STATED EXERCISE: Write the data below out exactly as it stands. Do not include the pictures.

INFORMATION PROVIDED:
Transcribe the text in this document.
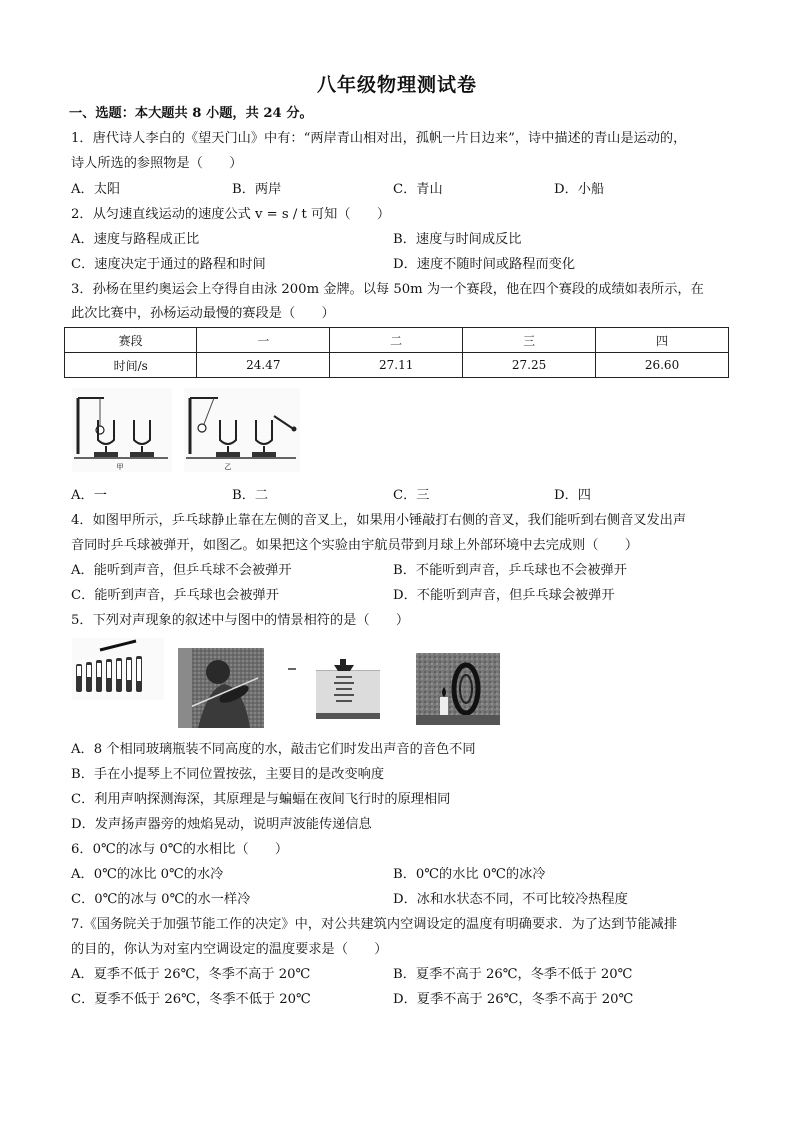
八年级物理测试卷
一、选题：本大题共 8 小题，共 24 分。
1．唐代诗人李白的《望天门山》中有：“两岸青山相对出，孤帆一片日边来”，诗中描述的青山是运动的，
诗人所选的参照物是（　　）
A．太阳	B．两岸	C．青山	D．小船
2．从匀速直线运动的速度公式 v = s / t 可知（　　）
A．速度与路程成正比	B．速度与时间成反比
C．速度决定于通过的路程和时间	D．速度不随时间或路程而变化
3．孙杨在里约奥运会上夺得自由泳 200m 金牌。以每 50m 为一个赛段，他在四个赛段的成绩如表所示，在
此次比赛中，孙杨运动最慢的赛段是（　　）
赛段	一	二	三	四
时间/s	24.47	27.11	27.25	26.60
甲	乙
A．一	B．二	C．三	D．四
4．如图甲所示，乒乓球静止靠在左侧的音叉上，如果用小锤敲打右侧的音叉，我们能听到右侧音叉发出声
音同时乒乓球被弹开，如图乙。如果把这个实验由宇航员带到月球上外部环境中去完成则（　　）
A．能听到声音，但乒乓球不会被弹开	B．不能听到声音，乒乓球也不会被弹开
C．能听到声音，乒乓球也会被弹开	D．不能听到声音，但乒乓球会被弹开
5．下列对声现象的叙述中与图中的情景相符的是（　　）
A．8 个相同玻璃瓶装不同高度的水，敲击它们时发出声音的音色不同
B．手在小提琴上不同位置按弦，主要目的是改变响度
C．利用声呐探测海深，其原理是与蝙蝠在夜间飞行时的原理相同
D．发声扬声器旁的烛焰晃动，说明声波能传递信息
6．0℃的冰与 0℃的水相比（　　）
A．0℃的冰比 0℃的水冷	B．0℃的水比 0℃的冰冷
C．0℃的冰与 0℃的水一样冷	D．冰和水状态不同，不可比较冷热程度
7.《国务院关于加强节能工作的决定》中，对公共建筑内空调设定的温度有明确要求．为了达到节能减排
的目的，你认为对室内空调设定的温度要求是（　　）
A．夏季不低于 26℃，冬季不高于 20℃	B．夏季不高于 26℃，冬季不低于 20℃
C．夏季不低于 26℃，冬季不低于 20℃	D．夏季不高于 26℃，冬季不高于 20℃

SOLUTION:
Transcribe the text in this document.
八年级物理测试卷
一、选题：本大题共 8 小题，共 24 分。
1．唐代诗人李白的《望天门山》中有：“两岸青山相对出，孤帆一片日边来”，诗中描述的青山是运动的，
诗人所选的参照物是（　　）
A．太阳	B．两岸	C．青山	D．小船
2．从匀速直线运动的速度公式 v = s / t 可知（　　）
A．速度与路程成正比	B．速度与时间成反比
C．速度决定于通过的路程和时间	D．速度不随时间或路程而变化
3．孙杨在里约奥运会上夺得自由泳 200m 金牌。以每 50m 为一个赛段，他在四个赛段的成绩如表所示，在
此次比赛中，孙杨运动最慢的赛段是（　　）
赛段	一	二	三	四
时间/s	24.47	27.11	27.25	26.60
甲	乙
A．一	B．二	C．三	D．四
4．如图甲所示，乒乓球静止靠在左侧的音叉上，如果用小锤敲打右侧的音叉，我们能听到右侧音叉发出声
音同时乒乓球被弹开，如图乙。如果把这个实验由宇航员带到月球上外部环境中去完成则（　　）
A．能听到声音，但乒乓球不会被弹开	B．不能听到声音，乒乓球也不会被弹开
C．能听到声音，乒乓球也会被弹开	D．不能听到声音，但乒乓球会被弹开
5．下列对声现象的叙述中与图中的情景相符的是（　　）
A．8 个相同玻璃瓶装不同高度的水，敲击它们时发出声音的音色不同
B．手在小提琴上不同位置按弦，主要目的是改变响度
C．利用声呐探测海深，其原理是与蝙蝠在夜间飞行时的原理相同
D．发声扬声器旁的烛焰晃动，说明声波能传递信息
6．0℃的冰与 0℃的水相比（　　）
A．0℃的冰比 0℃的水冷	B．0℃的水比 0℃的冰冷
C．0℃的冰与 0℃的水一样冷	D．冰和水状态不同，不可比较冷热程度
7.《国务院关于加强节能工作的决定》中，对公共建筑内空调设定的温度有明确要求．为了达到节能减排
的目的，你认为对室内空调设定的温度要求是（　　）
A．夏季不低于 26℃，冬季不高于 20℃	B．夏季不高于 26℃，冬季不低于 20℃
C．夏季不低于 26℃，冬季不低于 20℃	D．夏季不高于 26℃，冬季不高于 20℃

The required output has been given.